### Data items
"""

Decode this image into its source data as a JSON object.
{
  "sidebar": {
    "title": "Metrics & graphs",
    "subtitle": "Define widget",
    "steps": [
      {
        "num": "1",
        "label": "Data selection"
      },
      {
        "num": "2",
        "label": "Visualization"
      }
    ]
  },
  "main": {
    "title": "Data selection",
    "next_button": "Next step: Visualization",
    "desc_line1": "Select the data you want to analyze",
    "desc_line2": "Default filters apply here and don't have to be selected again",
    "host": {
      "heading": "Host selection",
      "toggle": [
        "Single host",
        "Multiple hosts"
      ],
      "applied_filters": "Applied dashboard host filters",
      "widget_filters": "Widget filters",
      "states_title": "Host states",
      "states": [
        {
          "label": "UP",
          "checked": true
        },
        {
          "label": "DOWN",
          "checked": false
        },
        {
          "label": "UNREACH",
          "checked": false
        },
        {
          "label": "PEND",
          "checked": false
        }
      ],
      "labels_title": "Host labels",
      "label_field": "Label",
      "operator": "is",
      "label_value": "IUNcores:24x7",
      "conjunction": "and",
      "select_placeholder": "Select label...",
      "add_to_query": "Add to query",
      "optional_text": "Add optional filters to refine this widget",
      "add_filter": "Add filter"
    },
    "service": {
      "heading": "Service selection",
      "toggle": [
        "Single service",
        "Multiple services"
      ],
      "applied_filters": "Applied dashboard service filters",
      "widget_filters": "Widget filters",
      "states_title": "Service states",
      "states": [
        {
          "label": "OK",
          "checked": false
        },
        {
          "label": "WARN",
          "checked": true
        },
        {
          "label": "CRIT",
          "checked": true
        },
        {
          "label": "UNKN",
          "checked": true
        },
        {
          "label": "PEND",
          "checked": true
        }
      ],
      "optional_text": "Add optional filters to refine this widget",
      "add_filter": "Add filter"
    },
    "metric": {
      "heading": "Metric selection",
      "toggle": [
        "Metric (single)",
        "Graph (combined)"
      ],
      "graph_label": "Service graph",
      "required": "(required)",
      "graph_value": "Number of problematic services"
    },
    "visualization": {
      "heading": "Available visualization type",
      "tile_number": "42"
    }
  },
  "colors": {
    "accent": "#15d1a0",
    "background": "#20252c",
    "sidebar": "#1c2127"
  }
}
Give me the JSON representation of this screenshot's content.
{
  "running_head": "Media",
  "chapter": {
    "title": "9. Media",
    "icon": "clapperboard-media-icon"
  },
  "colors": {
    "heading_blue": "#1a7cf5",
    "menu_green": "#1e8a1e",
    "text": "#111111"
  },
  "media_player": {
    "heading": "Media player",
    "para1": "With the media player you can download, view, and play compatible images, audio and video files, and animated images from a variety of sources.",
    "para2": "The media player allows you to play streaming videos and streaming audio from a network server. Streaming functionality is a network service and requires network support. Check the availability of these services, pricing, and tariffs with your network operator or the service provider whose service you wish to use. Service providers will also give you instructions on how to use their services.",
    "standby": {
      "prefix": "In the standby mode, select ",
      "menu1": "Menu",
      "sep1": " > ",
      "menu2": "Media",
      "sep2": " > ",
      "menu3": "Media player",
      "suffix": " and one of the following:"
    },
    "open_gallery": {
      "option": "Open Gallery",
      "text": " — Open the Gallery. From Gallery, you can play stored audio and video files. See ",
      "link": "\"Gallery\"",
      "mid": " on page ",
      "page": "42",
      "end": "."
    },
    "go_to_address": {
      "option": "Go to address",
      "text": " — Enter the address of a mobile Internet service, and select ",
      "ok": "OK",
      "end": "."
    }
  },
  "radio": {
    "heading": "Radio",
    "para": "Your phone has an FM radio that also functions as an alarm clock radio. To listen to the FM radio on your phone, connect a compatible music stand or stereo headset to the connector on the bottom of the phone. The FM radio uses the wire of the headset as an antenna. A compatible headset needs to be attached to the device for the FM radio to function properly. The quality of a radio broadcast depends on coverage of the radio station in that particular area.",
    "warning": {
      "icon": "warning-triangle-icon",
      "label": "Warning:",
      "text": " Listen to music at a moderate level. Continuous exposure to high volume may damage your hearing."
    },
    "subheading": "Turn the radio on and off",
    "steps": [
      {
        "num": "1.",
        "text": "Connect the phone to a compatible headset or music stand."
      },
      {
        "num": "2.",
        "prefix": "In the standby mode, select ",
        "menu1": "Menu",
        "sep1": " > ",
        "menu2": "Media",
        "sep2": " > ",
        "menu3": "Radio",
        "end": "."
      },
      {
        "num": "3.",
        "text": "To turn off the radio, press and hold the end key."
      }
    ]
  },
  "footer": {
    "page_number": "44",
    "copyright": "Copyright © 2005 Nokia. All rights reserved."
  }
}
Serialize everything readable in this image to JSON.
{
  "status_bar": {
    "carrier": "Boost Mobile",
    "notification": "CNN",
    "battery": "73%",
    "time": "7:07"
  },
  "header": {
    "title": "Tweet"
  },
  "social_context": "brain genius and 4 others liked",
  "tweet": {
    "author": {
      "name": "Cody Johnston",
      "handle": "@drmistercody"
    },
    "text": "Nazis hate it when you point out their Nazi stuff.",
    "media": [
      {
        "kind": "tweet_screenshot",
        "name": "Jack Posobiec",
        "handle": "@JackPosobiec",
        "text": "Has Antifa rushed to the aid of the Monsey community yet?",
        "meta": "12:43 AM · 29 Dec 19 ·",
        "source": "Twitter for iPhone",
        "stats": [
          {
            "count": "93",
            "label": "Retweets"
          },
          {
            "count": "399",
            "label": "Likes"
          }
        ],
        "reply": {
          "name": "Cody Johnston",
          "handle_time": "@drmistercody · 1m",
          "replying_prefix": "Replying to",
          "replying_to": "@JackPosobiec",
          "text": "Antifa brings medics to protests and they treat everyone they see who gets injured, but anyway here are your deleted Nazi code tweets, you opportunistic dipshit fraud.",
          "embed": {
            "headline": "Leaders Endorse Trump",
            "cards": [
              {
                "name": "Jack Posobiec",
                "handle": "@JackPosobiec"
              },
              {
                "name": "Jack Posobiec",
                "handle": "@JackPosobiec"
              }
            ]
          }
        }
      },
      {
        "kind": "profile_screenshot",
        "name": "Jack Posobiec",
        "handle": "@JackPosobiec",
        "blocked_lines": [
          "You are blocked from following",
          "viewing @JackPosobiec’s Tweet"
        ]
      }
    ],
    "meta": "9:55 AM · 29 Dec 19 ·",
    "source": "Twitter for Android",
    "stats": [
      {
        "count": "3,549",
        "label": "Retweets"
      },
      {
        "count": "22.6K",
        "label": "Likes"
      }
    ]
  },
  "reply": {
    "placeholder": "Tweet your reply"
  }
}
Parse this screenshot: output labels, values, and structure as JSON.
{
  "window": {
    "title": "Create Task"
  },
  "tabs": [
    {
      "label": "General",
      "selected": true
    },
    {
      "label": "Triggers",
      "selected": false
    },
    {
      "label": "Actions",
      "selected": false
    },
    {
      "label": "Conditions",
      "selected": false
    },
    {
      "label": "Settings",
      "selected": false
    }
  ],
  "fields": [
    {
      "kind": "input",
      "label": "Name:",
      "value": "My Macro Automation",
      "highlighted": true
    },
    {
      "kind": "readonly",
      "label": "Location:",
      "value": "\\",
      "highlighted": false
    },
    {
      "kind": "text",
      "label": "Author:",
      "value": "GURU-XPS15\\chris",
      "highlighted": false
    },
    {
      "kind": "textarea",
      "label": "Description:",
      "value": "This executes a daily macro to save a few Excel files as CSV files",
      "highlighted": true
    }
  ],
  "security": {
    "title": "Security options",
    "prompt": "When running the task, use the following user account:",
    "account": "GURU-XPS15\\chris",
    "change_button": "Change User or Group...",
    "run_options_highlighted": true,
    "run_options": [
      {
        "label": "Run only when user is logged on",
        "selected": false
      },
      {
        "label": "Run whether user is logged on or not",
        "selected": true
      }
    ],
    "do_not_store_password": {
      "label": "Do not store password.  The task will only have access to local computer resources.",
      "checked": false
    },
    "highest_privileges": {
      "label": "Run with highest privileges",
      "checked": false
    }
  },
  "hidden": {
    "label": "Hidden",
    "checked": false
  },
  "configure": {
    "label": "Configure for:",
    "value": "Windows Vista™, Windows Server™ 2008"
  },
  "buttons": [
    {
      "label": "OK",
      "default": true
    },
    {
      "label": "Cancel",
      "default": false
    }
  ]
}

"""

### REQUIREMENT
Return, unchanged, each line from the line containing "Parse this screenshot: output" through the last line of the material.

### CORRECT RESULT
Parse this screenshot: output labels, values, and structure as JSON.
{
  "window": {
    "title": "Create Task"
  },
  "tabs": [
    {
      "label": "General",
      "selected": true
    },
    {
      "label": "Triggers",
      "selected": false
    },
    {
      "label": "Actions",
      "selected": false
    },
    {
      "label": "Conditions",
      "selected": false
    },
    {
      "label": "Settings",
      "selected": false
    }
  ],
  "fields": [
    {
      "kind": "input",
      "label": "Name:",
      "value": "My Macro Automation",
      "highlighted": true
    },
    {
      "kind": "readonly",
      "label": "Location:",
      "value": "\\",
      "highlighted": false
    },
    {
      "kind": "text",
      "label": "Author:",
      "value": "GURU-XPS15\\chris",
      "highlighted": false
    },
    {
      "kind": "textarea",
      "label": "Description:",
      "value": "This executes a daily macro to save a few Excel files as CSV files",
      "highlighted": true
    }
  ],
  "security": {
    "title": "Security options",
    "prompt": "When running the task, use the following user account:",
    "account": "GURU-XPS15\\chris",
    "change_button": "Change User or Group...",
    "run_options_highlighted": true,
    "run_options": [
      {
        "label": "Run only when user is logged on",
        "selected": false
      },
      {
        "label": "Run whether user is logged on or not",
        "selected": true
      }
    ],
    "do_not_store_password": {
      "label": "Do not store password.  The task will only have access to local computer resources.",
      "checked": false
    },
    "highest_privileges": {
      "label": "Run with highest privileges",
      "checked": false
    }
  },
  "hidden": {
    "label": "Hidden",
    "checked": false
  },
  "configure": {
    "label": "Configure for:",
    "value": "Windows Vista™, Windows Server™ 2008"
  },
  "buttons": [
    {
      "label": "OK",
      "default": true
    },
    {
      "label": "Cancel",
      "default": false
    }
  ]
}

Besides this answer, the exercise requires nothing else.